> [STATED GOAL] Quote the records that follow in full and exactly; leave out the pictures.

> [ITEMS]
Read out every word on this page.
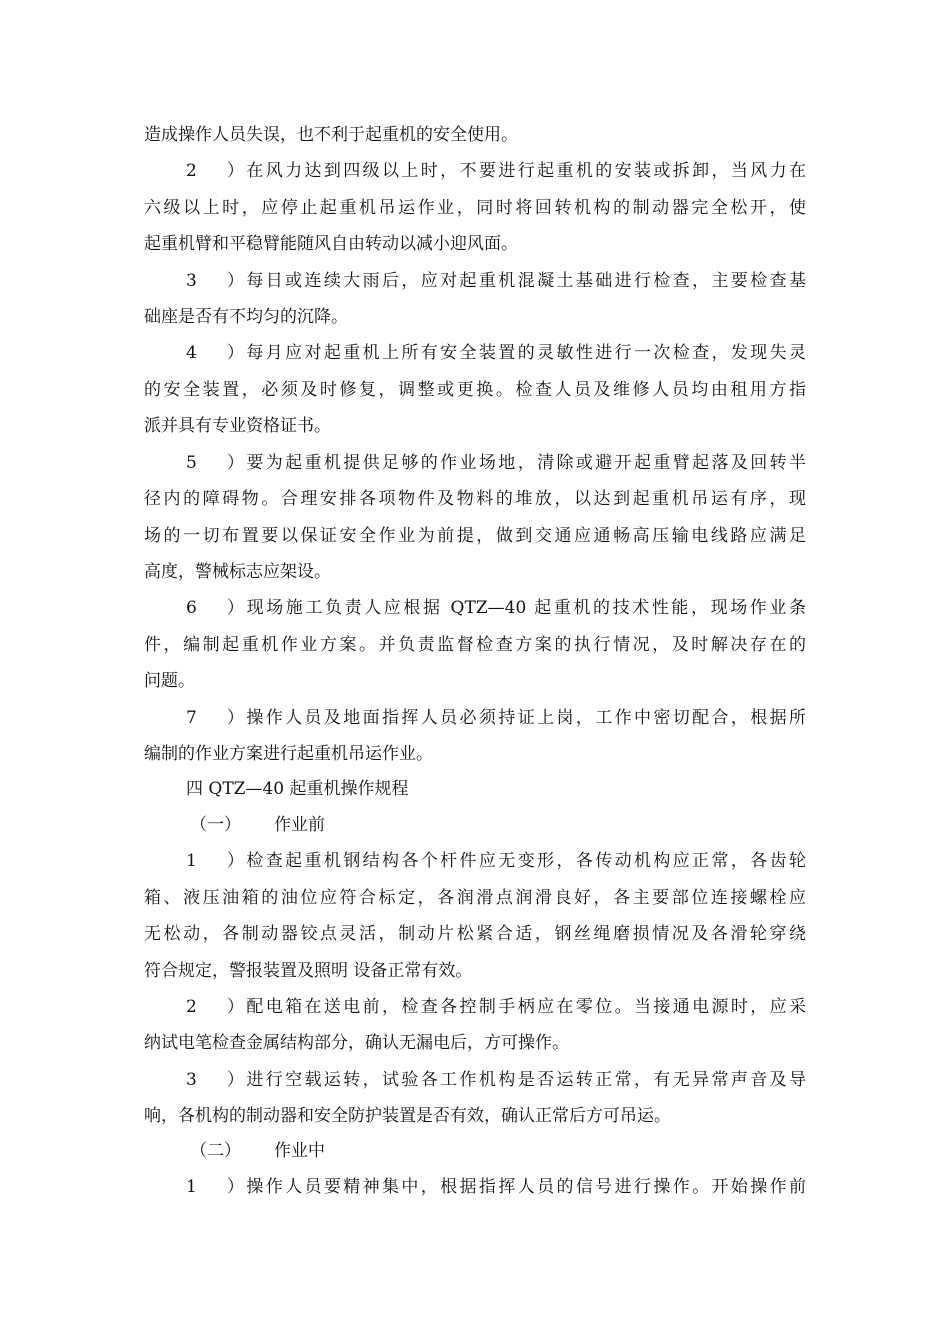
造成操作人员失误，也不利于起重机的安全使用。
2）在风力达到四级以上时，不要进行起重机的安装或拆卸，当风力在
六级以上时，应停止起重机吊运作业，同时将回转机构的制动器完全松开，使
起重机臂和平稳臂能随风自由转动以减小迎风面。
3）每日或连续大雨后，应对起重机混凝土基础进行检查，主要检查基
础座是否有不均匀的沉降。
4）每月应对起重机上所有安全装置的灵敏性进行一次检查，发现失灵
的安全装置，必须及时修复，调整或更换。检查人员及维修人员均由租用方指
派并具有专业资格证书。
5）要为起重机提供足够的作业场地，清除或避开起重臂起落及回转半
径内的障碍物。合理安排各项物件及物料的堆放，以达到起重机吊运有序，现
场的一切布置要以保证安全作业为前提，做到交通应通畅高压输电线路应满足
高度，警械标志应架设。
6）现场施工负责人应根据 QTZ—40 起重机的技术性能，现场作业条
件，编制起重机作业方案。并负责监督检查方案的执行情况，及时解决存在的
问题。
7）操作人员及地面指挥人员必须持证上岗，工作中密切配合，根据所
编制的作业方案进行起重机吊运作业。
四 QTZ—40 起重机操作规程
（一） 作业前
1）检查起重机钢结构各个杆件应无变形，各传动机构应正常，各齿轮
箱、液压油箱的油位应符合标定，各润滑点润滑良好，各主要部位连接螺栓应
无松动，各制动器铰点灵活，制动片松紧合适，钢丝绳磨损情况及各滑轮穿绕
符合规定，警报装置及照明 设备正常有效。
2）配电箱在送电前，检查各控制手柄应在零位。当接通电源时，应采
纳试电笔检查金属结构部分，确认无漏电后，方可操作。
3）进行空载运转，试验各工作机构是否运转正常，有无异常声音及导
响，各机构的制动器和安全防护装置是否有效，确认正常后方可吊运。
（二） 作业中
1）操作人员要精神集中，根据指挥人员的信号进行操作。开始操作前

> [RESULT FOR THIS EXERCISE]
Read out every word on this page.
造成操作人员失误，也不利于起重机的安全使用。
2）在风力达到四级以上时，不要进行起重机的安装或拆卸，当风力在
六级以上时，应停止起重机吊运作业，同时将回转机构的制动器完全松开，使
起重机臂和平稳臂能随风自由转动以减小迎风面。
3）每日或连续大雨后，应对起重机混凝土基础进行检查，主要检查基
础座是否有不均匀的沉降。
4）每月应对起重机上所有安全装置的灵敏性进行一次检查，发现失灵
的安全装置，必须及时修复，调整或更换。检查人员及维修人员均由租用方指
派并具有专业资格证书。
5）要为起重机提供足够的作业场地，清除或避开起重臂起落及回转半
径内的障碍物。合理安排各项物件及物料的堆放，以达到起重机吊运有序，现
场的一切布置要以保证安全作业为前提，做到交通应通畅高压输电线路应满足
高度，警械标志应架设。
6）现场施工负责人应根据 QTZ—40 起重机的技术性能，现场作业条
件，编制起重机作业方案。并负责监督检查方案的执行情况，及时解决存在的
问题。
7）操作人员及地面指挥人员必须持证上岗，工作中密切配合，根据所
编制的作业方案进行起重机吊运作业。
四 QTZ—40 起重机操作规程
（一） 作业前
1）检查起重机钢结构各个杆件应无变形，各传动机构应正常，各齿轮
箱、液压油箱的油位应符合标定，各润滑点润滑良好，各主要部位连接螺栓应
无松动，各制动器铰点灵活，制动片松紧合适，钢丝绳磨损情况及各滑轮穿绕
符合规定，警报装置及照明 设备正常有效。
2）配电箱在送电前，检查各控制手柄应在零位。当接通电源时，应采
纳试电笔检查金属结构部分，确认无漏电后，方可操作。
3）进行空载运转，试验各工作机构是否运转正常，有无异常声音及导
响，各机构的制动器和安全防护装置是否有效，确认正常后方可吊运。
（二） 作业中
1）操作人员要精神集中，根据指挥人员的信号进行操作。开始操作前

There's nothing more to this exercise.